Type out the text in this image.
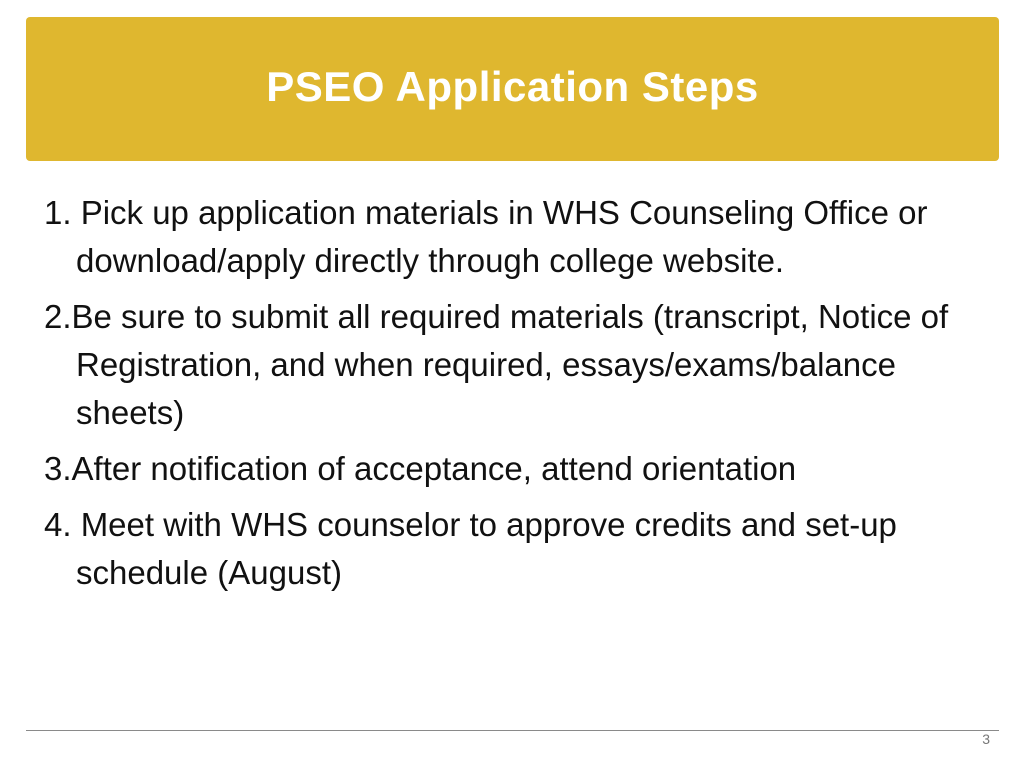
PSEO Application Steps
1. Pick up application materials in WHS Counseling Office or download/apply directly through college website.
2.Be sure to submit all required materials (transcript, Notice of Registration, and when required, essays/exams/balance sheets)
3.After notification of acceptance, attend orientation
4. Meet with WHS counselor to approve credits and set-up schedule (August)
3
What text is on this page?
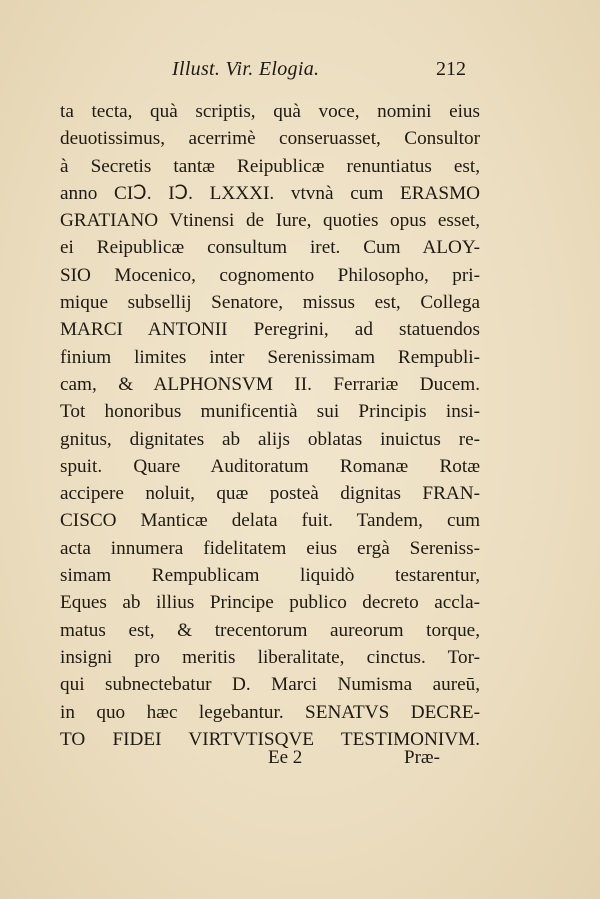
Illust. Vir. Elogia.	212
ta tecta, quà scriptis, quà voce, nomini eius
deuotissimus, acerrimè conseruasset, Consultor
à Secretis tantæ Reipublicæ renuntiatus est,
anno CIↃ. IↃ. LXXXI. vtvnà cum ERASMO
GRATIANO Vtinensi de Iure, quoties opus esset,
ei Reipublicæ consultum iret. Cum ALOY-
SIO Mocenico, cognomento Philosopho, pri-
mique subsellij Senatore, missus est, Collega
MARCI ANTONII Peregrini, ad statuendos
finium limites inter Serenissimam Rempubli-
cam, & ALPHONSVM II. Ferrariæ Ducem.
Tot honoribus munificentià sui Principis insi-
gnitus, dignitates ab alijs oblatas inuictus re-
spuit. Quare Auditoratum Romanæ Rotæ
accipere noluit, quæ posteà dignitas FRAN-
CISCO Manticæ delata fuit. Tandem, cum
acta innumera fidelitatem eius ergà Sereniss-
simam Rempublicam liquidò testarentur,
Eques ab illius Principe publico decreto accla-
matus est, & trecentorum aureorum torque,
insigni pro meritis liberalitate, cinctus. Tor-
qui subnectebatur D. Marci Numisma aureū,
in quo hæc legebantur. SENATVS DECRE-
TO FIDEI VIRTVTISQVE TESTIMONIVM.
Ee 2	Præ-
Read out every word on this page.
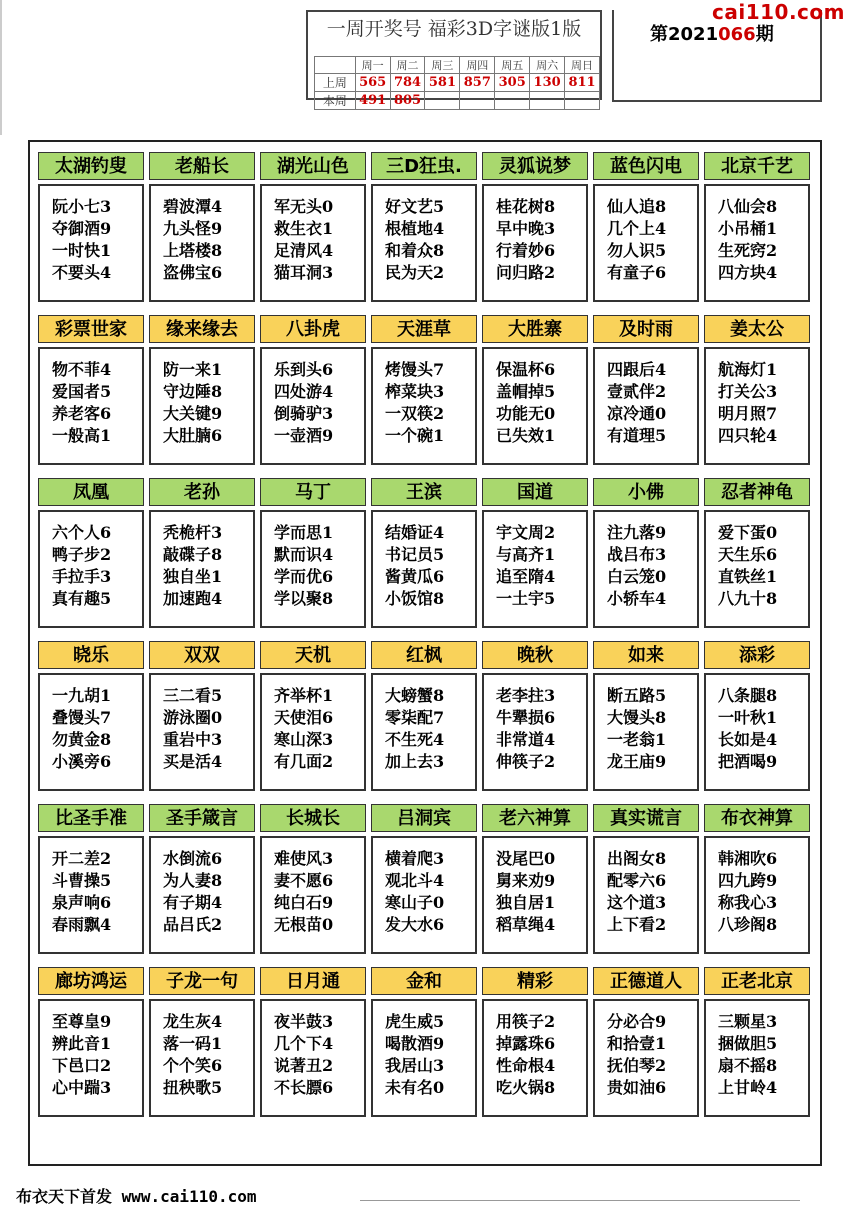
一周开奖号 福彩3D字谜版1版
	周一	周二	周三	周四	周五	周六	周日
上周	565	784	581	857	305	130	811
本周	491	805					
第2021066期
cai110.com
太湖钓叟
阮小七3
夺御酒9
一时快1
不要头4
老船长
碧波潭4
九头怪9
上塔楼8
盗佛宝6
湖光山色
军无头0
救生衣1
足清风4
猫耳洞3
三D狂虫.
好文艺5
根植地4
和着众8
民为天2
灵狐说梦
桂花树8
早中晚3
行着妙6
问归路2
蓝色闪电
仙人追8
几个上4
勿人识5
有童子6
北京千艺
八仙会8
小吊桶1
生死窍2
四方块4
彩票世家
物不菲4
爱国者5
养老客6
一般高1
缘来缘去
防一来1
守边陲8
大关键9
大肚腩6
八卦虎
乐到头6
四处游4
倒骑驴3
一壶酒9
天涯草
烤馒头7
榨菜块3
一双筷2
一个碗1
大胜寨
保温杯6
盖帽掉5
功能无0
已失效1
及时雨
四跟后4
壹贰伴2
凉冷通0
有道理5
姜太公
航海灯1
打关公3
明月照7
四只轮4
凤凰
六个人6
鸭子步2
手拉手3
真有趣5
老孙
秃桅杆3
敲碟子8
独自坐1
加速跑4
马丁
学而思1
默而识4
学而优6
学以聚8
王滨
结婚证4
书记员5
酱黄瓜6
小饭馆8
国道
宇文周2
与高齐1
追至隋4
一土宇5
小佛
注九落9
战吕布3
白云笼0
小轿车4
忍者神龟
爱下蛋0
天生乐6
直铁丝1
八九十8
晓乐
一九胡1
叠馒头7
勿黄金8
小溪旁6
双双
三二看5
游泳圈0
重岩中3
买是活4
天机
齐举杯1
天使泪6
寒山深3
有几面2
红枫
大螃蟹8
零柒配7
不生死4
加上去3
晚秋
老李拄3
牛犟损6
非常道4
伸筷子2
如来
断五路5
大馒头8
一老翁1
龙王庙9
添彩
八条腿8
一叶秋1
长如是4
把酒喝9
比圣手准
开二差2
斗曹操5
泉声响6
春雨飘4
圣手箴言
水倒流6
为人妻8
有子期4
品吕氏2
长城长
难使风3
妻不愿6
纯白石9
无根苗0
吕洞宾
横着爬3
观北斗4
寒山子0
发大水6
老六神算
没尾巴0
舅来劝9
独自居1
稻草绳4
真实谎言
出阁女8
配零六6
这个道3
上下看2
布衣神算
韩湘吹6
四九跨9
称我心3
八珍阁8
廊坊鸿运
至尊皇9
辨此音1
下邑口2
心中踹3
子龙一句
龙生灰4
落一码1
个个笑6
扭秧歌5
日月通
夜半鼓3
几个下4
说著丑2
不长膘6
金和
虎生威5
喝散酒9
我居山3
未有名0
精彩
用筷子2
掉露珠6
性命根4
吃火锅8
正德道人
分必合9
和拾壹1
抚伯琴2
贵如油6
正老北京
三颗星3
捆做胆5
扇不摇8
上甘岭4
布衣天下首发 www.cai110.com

--

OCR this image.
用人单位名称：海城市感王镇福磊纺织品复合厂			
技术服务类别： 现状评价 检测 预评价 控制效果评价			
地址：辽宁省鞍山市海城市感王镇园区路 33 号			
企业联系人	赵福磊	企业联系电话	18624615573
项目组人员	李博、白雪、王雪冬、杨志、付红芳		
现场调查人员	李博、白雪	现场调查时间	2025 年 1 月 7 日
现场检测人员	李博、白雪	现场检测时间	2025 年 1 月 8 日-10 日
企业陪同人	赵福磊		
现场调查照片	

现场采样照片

WORK REQUIRED: Which lines of the data include "text"? Copy each of them.

ANSWER TO THE PROBLEM:
Type out the text in this image.
What text is on this page?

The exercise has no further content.